- Material provided
···

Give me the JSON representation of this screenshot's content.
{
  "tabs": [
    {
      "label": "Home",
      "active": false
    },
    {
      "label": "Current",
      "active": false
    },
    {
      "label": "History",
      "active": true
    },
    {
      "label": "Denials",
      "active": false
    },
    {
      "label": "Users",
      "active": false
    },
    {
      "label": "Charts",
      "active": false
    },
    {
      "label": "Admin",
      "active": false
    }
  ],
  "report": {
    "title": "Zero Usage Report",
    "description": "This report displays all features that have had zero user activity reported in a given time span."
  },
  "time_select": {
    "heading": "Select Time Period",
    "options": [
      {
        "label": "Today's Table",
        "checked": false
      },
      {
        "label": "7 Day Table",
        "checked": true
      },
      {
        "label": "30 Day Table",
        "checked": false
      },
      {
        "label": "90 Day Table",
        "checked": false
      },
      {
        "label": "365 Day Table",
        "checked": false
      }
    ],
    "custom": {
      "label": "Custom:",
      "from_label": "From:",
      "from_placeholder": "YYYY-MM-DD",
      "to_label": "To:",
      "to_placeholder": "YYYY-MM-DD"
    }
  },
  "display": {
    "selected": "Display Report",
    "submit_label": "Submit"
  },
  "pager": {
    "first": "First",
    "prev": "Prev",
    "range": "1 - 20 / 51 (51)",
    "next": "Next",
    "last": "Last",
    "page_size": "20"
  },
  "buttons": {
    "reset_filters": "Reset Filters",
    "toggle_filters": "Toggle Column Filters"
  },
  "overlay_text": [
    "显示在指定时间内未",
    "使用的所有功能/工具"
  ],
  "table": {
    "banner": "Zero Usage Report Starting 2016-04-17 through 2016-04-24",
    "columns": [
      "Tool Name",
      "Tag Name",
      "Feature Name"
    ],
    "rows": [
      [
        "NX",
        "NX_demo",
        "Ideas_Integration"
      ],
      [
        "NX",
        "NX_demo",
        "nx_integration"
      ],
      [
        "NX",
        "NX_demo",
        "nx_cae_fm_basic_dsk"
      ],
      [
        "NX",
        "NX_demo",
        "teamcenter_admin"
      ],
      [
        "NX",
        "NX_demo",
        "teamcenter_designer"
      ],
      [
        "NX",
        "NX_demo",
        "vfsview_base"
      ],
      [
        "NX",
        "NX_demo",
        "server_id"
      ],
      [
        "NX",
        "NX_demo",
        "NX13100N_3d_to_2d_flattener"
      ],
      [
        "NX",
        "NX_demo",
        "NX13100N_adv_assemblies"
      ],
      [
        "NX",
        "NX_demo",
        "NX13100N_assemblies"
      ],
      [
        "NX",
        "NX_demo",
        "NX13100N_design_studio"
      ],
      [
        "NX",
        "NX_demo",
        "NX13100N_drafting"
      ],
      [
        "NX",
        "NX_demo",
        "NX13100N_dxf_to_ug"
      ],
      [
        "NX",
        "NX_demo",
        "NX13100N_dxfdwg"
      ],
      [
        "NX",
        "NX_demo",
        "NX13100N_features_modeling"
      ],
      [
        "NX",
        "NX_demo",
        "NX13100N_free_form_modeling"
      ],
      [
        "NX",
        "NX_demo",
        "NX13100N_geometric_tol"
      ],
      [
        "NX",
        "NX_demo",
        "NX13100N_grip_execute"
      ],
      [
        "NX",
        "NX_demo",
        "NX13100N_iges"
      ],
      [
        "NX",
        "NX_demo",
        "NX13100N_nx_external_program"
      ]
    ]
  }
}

···

- What is asked
Give back all the data exactly as written.

- Reply to the exercise
Give me the JSON representation of this screenshot's content.
{
  "tabs": [
    {
      "label": "Home",
      "active": false
    },
    {
      "label": "Current",
      "active": false
    },
    {
      "label": "History",
      "active": true
    },
    {
      "label": "Denials",
      "active": false
    },
    {
      "label": "Users",
      "active": false
    },
    {
      "label": "Charts",
      "active": false
    },
    {
      "label": "Admin",
      "active": false
    }
  ],
  "report": {
    "title": "Zero Usage Report",
    "description": "This report displays all features that have had zero user activity reported in a given time span."
  },
  "time_select": {
    "heading": "Select Time Period",
    "options": [
      {
        "label": "Today's Table",
        "checked": false
      },
      {
        "label": "7 Day Table",
        "checked": true
      },
      {
        "label": "30 Day Table",
        "checked": false
      },
      {
        "label": "90 Day Table",
        "checked": false
      },
      {
        "label": "365 Day Table",
        "checked": false
      }
    ],
    "custom": {
      "label": "Custom:",
      "from_label": "From:",
      "from_placeholder": "YYYY-MM-DD",
      "to_label": "To:",
      "to_placeholder": "YYYY-MM-DD"
    }
  },
  "display": {
    "selected": "Display Report",
    "submit_label": "Submit"
  },
  "pager": {
    "first": "First",
    "prev": "Prev",
    "range": "1 - 20 / 51 (51)",
    "next": "Next",
    "last": "Last",
    "page_size": "20"
  },
  "buttons": {
    "reset_filters": "Reset Filters",
    "toggle_filters": "Toggle Column Filters"
  },
  "overlay_text": [
    "显示在指定时间内未",
    "使用的所有功能/工具"
  ],
  "table": {
    "banner": "Zero Usage Report Starting 2016-04-17 through 2016-04-24",
    "columns": [
      "Tool Name",
      "Tag Name",
      "Feature Name"
    ],
    "rows": [
      [
        "NX",
        "NX_demo",
        "Ideas_Integration"
      ],
      [
        "NX",
        "NX_demo",
        "nx_integration"
      ],
      [
        "NX",
        "NX_demo",
        "nx_cae_fm_basic_dsk"
      ],
      [
        "NX",
        "NX_demo",
        "teamcenter_admin"
      ],
      [
        "NX",
        "NX_demo",
        "teamcenter_designer"
      ],
      [
        "NX",
        "NX_demo",
        "vfsview_base"
      ],
      [
        "NX",
        "NX_demo",
        "server_id"
      ],
      [
        "NX",
        "NX_demo",
        "NX13100N_3d_to_2d_flattener"
      ],
      [
        "NX",
        "NX_demo",
        "NX13100N_adv_assemblies"
      ],
      [
        "NX",
        "NX_demo",
        "NX13100N_assemblies"
      ],
      [
        "NX",
        "NX_demo",
        "NX13100N_design_studio"
      ],
      [
        "NX",
        "NX_demo",
        "NX13100N_drafting"
      ],
      [
        "NX",
        "NX_demo",
        "NX13100N_dxf_to_ug"
      ],
      [
        "NX",
        "NX_demo",
        "NX13100N_dxfdwg"
      ],
      [
        "NX",
        "NX_demo",
        "NX13100N_features_modeling"
      ],
      [
        "NX",
        "NX_demo",
        "NX13100N_free_form_modeling"
      ],
      [
        "NX",
        "NX_demo",
        "NX13100N_geometric_tol"
      ],
      [
        "NX",
        "NX_demo",
        "NX13100N_grip_execute"
      ],
      [
        "NX",
        "NX_demo",
        "NX13100N_iges"
      ],
      [
        "NX",
        "NX_demo",
        "NX13100N_nx_external_program"
      ]
    ]
  }
}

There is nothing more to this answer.